#### [Records from a dataset]

------------------------

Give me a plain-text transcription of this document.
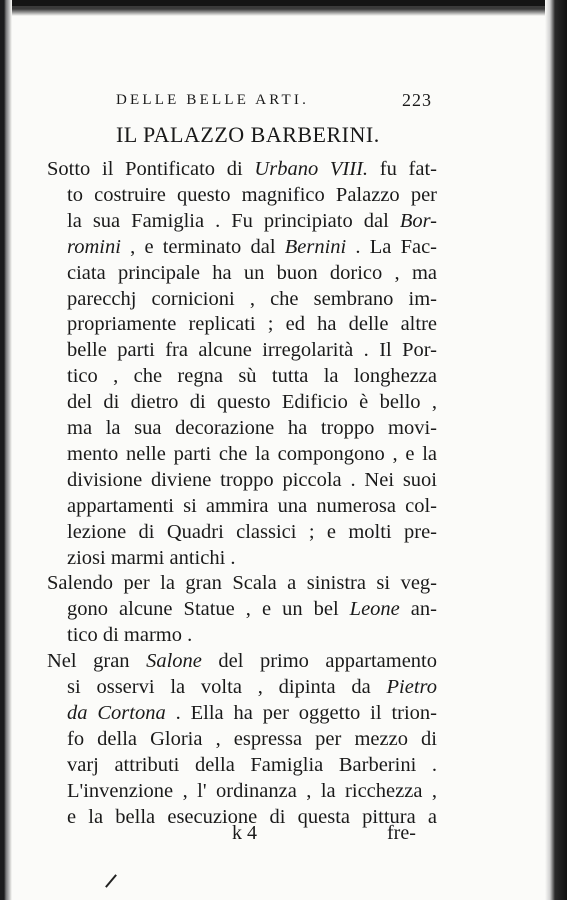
DELLE BELLE ARTI.	223
IL PALAZZO BARBERINI.
Sotto il Pontificato di Urbano VIII. fu fat-
to costruire questo magnifico Palazzo per
la sua Famiglia . Fu principiato dal Bor-
romini , e terminato dal Bernini . La Fac-
ciata principale ha un buon dorico , ma
parecchj cornicioni , che sembrano im-
propriamente replicati ; ed ha delle altre
belle parti fra alcune irregolarità . Il Por-
tico , che regna sù tutta la longhezza
del di dietro di questo Edificio è bello ,
ma la sua decorazione ha troppo movi-
mento nelle parti che la compongono , e la
divisione diviene troppo piccola . Nei suoi
appartamenti si ammira una numerosa col-
lezione di Quadri classici ; e molti pre-
ziosi marmi antichi .
Salendo per la gran Scala a sinistra si veg-
gono alcune Statue , e un bel Leone an-
tico di marmo .
Nel gran Salone del primo appartamento
si osservi la volta , dipinta da Pietro
da Cortona . Ella ha per oggetto il trion-
fo della Gloria , espressa per mezzo di
varj attributi della Famiglia Barberini .
L'invenzione , l' ordinanza , la ricchezza ,
e la bella esecuzione di questa pittura a
k 4	fre-
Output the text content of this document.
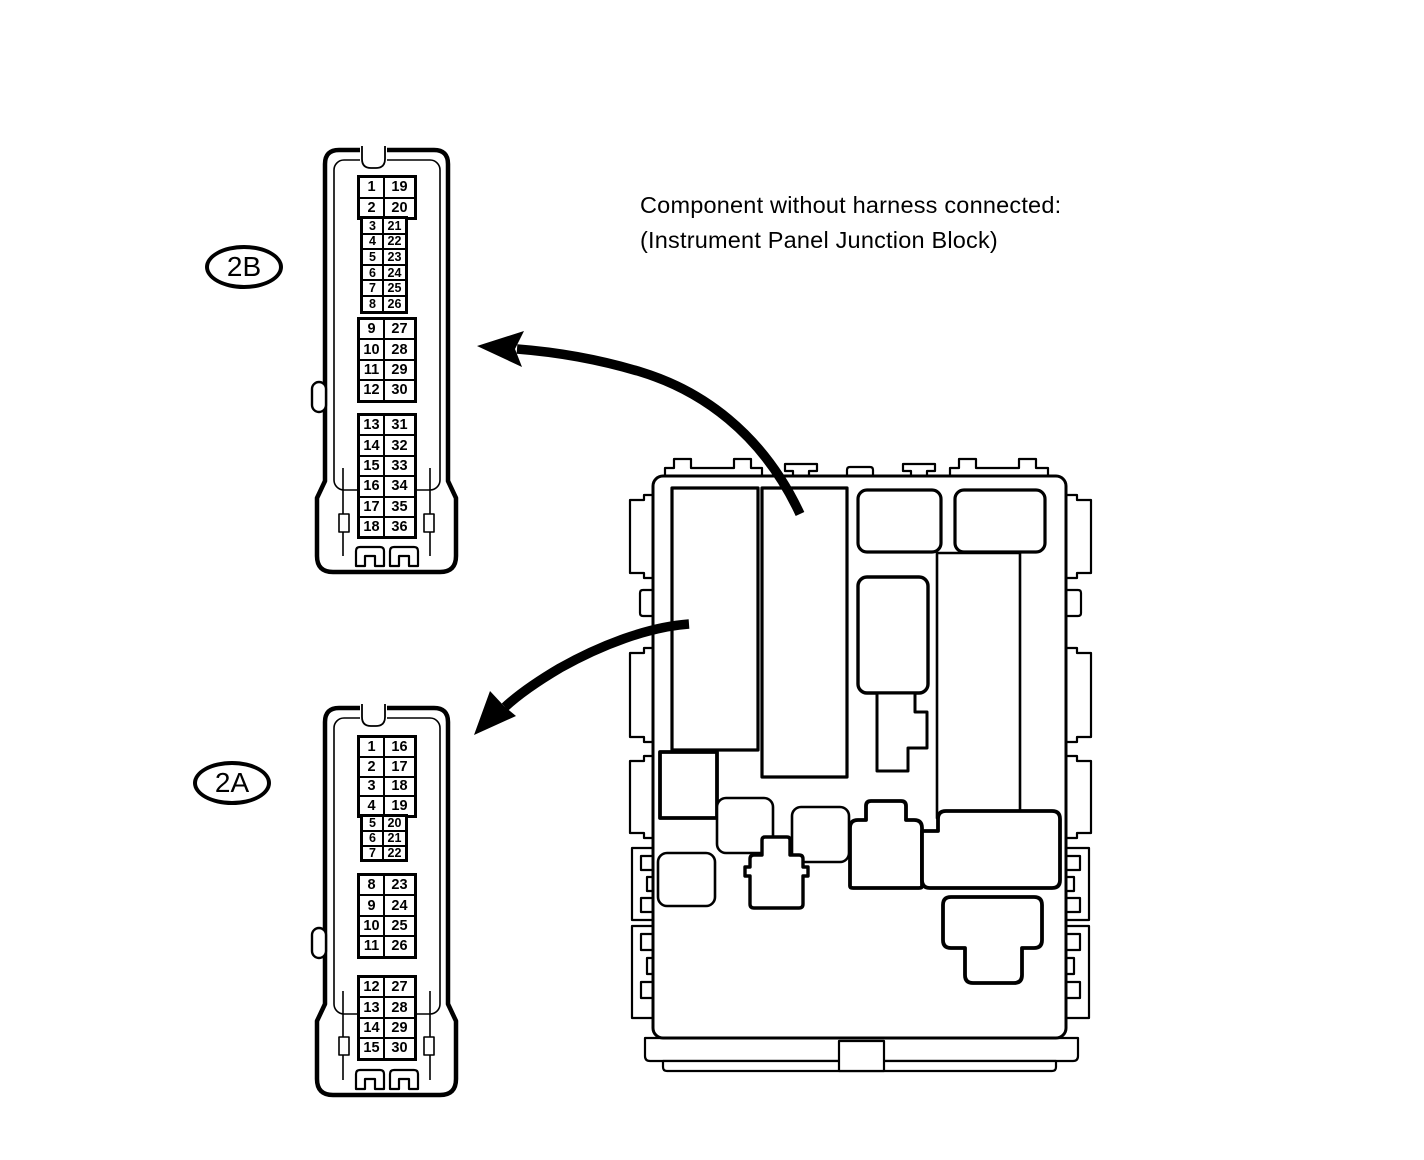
Component without harness connected:
(Instrument Panel Junction Block)
2B
2A
1	19
2	20
3 21
4 22
5 23
6 24
7 25
8 26
9	27
10 28
11 29
12 30
13 31
14 32
15 33
16 34
17 35
18 36
1	16
2	17
3	18
4	19
5 20
6 21
7 22
8	23
9	24
10 25
11 26
12 27
13 28
14 29
15 30
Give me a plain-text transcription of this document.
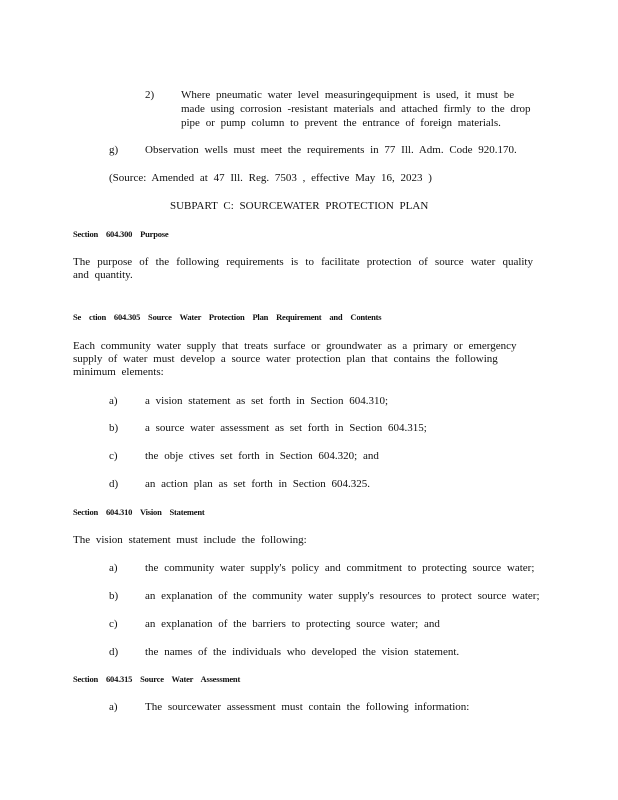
2) Where pneumatic water level measuringequipment is used, it must be
made using corrosion -resistant materials and attached firmly to the drop
pipe or pump column to prevent the entrance of foreign materials.
g) Observation wells must meet the requirements in 77 Ill. Adm. Code 920.170.
(Source: Amended at 47 Ill. Reg. 7503 , effective May 16, 2023 )
SUBPART C: SOURCEWATER PROTECTION PLAN
Section 604.300 Purpose
The purpose of the following requirements is to facilitate protection of source water quality and quantity.
Se ction 604.305 Source Water Protection Plan Requirement and Contents
Each community water supply that treats surface or groundwater as a primary or emergency
supply of water must develop a source water protection plan that contains the following
minimum elements:
a) a vision statement as set forth in Section 604.310;
b) a source water assessment as set forth in Section 604.315;
c) the obje ctives set forth in Section 604.320; and
d) an action plan as set forth in Section 604.325.
Section 604.310 Vision Statement
The vision statement must include the following:
a) the community water supply's policy and commitment to protecting source water;
b) an explanation of the community water supply's resources to protect source water;
c) an explanation of the barriers to protecting source water; and
d) the names of the individuals who developed the vision statement.
Section 604.315 Source Water Assessment
a) The sourcewater assessment must contain the following information:
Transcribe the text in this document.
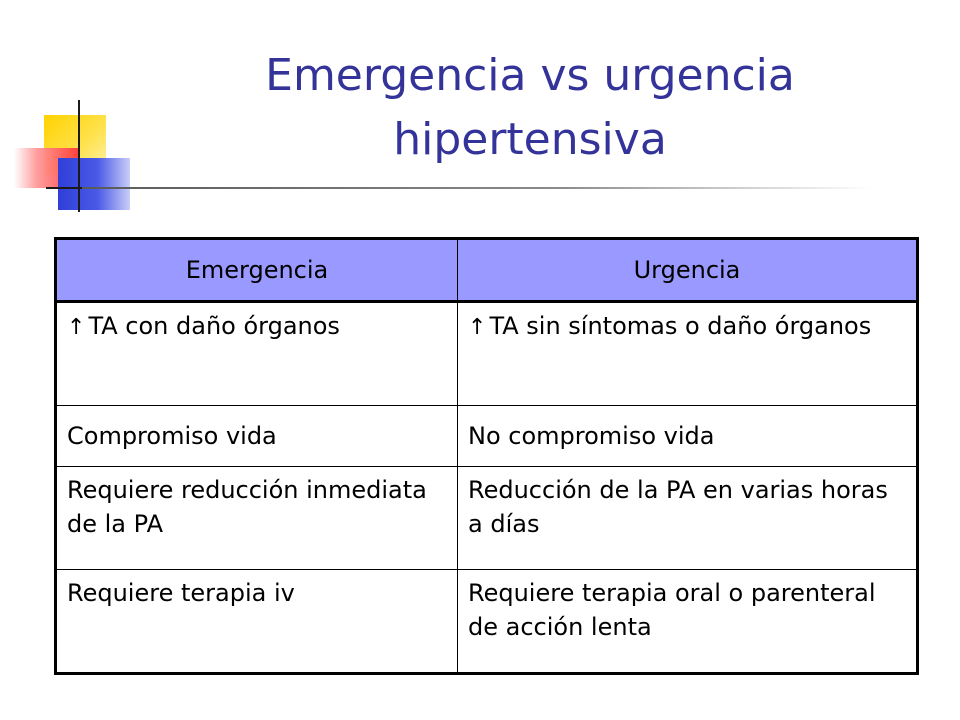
Emergencia vs urgencia
hipertensiva
Emergencia	Urgencia
↑ TA con daño órganos	↑ TA sin síntomas o daño órganos
Compromiso vida	No compromiso vida
Requiere reducción inmediata de la PA	Reducción de la PA en varias horas a días
Requiere terapia iv	Requiere terapia oral o parenteral de acción lenta
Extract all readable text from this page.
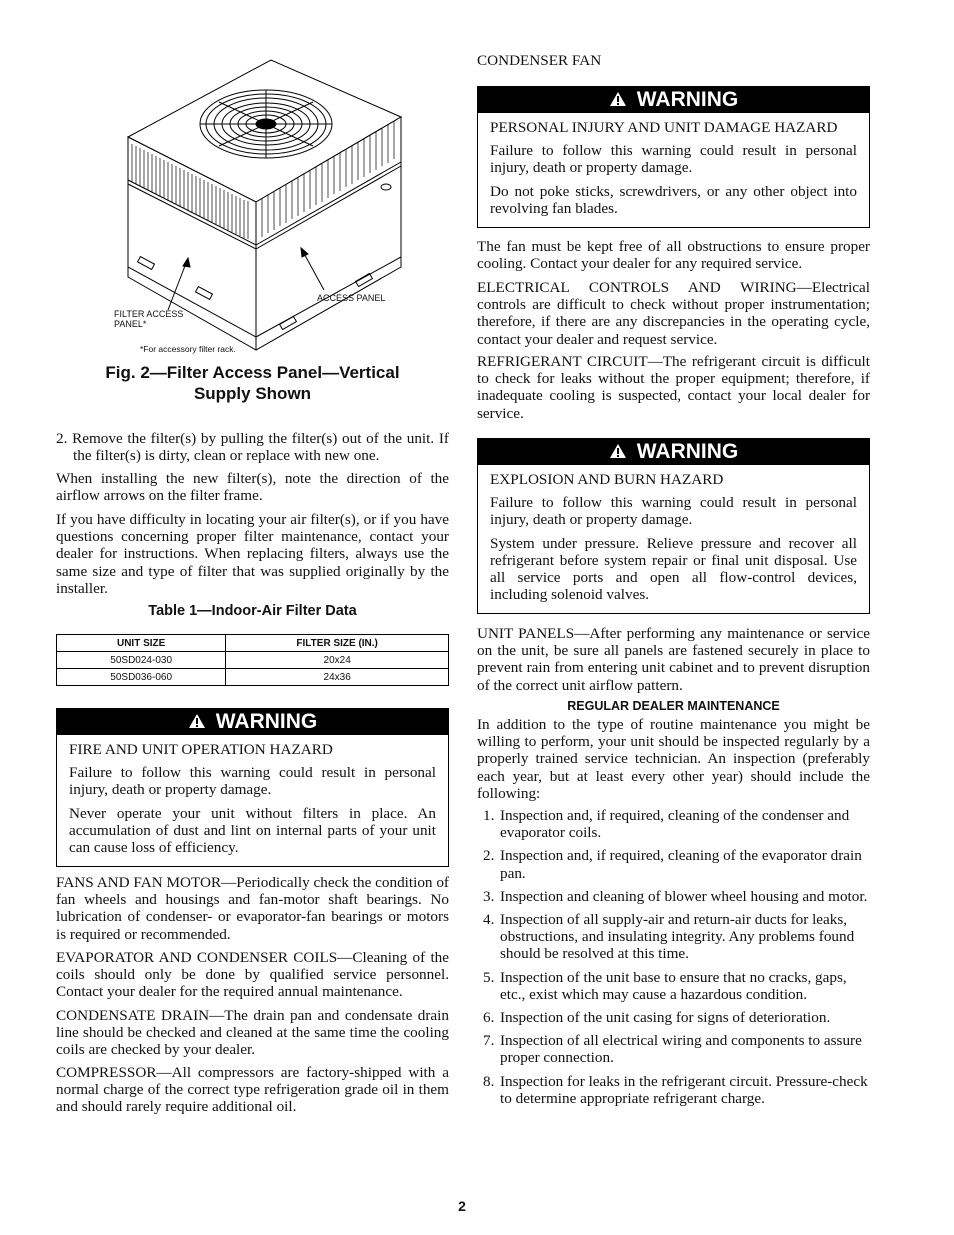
FILTER ACCESS PANEL*
ACCESS PANEL
*For accessory filter rack.
Fig. 2—Filter Access Panel—Vertical
Supply Shown

2. Remove the filter(s) by pulling the filter(s) out of the unit. If the filter(s) is dirty, clean or replace with new one.

When installing the new filter(s), note the direction of the airflow arrows on the filter frame.

If you have difficulty in locating your air filter(s), or if you have questions concerning proper filter maintenance, contact your dealer for instructions. When replacing filters, always use the same size and type of filter that was supplied originally by the installer.

Table 1—Indoor-Air Filter Data
UNIT SIZE	FILTER SIZE (IN.)
50SD024-030	20x24
50SD036-060	24x36
WARNING

FIRE AND UNIT OPERATION HAZARD

Failure to follow this warning could result in personal injury, death or property damage.

Never operate your unit without filters in place. An accumulation of dust and lint on internal parts of your unit can cause loss of efficiency.

FANS AND FAN MOTOR—Periodically check the condition of fan wheels and housings and fan-motor shaft bearings. No lubrication of condenser- or evaporator-fan bearings or motors is required or recommended.

EVAPORATOR AND CONDENSER COILS—Cleaning of the coils should only be done by qualified service personnel. Contact your dealer for the required annual maintenance.

CONDENSATE DRAIN—The drain pan and condensate drain line should be checked and cleaned at the same time the cooling coils are checked by your dealer.

COMPRESSOR—All compressors are factory-shipped with a normal charge of the correct type refrigeration grade oil in them and should rarely require additional oil.

CONDENSER FAN

WARNING

PERSONAL INJURY AND UNIT DAMAGE HAZARD

Failure to follow this warning could result in personal injury, death or property damage.

Do not poke sticks, screwdrivers, or any other object into revolving fan blades.

The fan must be kept free of all obstructions to ensure proper cooling. Contact your dealer for any required service.

ELECTRICAL CONTROLS AND WIRING—Electrical controls are difficult to check without proper instrumentation; therefore, if there are any discrepancies in the operating cycle, contact your dealer and request service.

REFRIGERANT CIRCUIT—The refrigerant circuit is difficult to check for leaks without the proper equipment; therefore, if inadequate cooling is suspected, contact your local dealer for service.

WARNING

EXPLOSION AND BURN HAZARD

Failure to follow this warning could result in personal injury, death or property damage.

System under pressure. Relieve pressure and recover all refrigerant before system repair or final unit disposal. Use all service ports and open all flow-control devices, including solenoid valves.

UNIT PANELS—After performing any maintenance or service on the unit, be sure all panels are fastened securely in place to prevent rain from entering unit cabinet and to prevent disruption of the correct unit airflow pattern.

REGULAR DEALER MAINTENANCE

In addition to the type of routine maintenance you might be willing to perform, your unit should be inspected regularly by a properly trained service technician. An inspection (preferably each year, but at least every other year) should include the following:

1. Inspection and, if required, cleaning of the condenser and evaporator coils.
2. Inspection and, if required, cleaning of the evaporator drain pan.
3. Inspection and cleaning of blower wheel housing and motor.
4. Inspection of all supply-air and return-air ducts for leaks, obstructions, and insulating integrity. Any problems found should be resolved at this time.
5. Inspection of the unit base to ensure that no cracks, gaps, etc., exist which may cause a hazardous condition.
6. Inspection of the unit casing for signs of deterioration.
7. Inspection of all electrical wiring and components to assure proper connection.
8. Inspection for leaks in the refrigerant circuit. Pressure-check to determine appropriate refrigerant charge.
2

------------------------

#### [What the task requires]
Pick every line with "following" in it and copy it.

#### [Result]
The purpose of the following requirements is to facilitate protection of source water quality and quantity.
supply of water must develop a source water protection plan that contains the following
The vision statement must include the following:
a) The sourcewater assessment must contain the following information:
In addition to the type of routine maintenance you might be willing to perform, your unit should be inspected regularly by a properly trained service technician. An inspection (preferably each year, but at least every other year) should include the following:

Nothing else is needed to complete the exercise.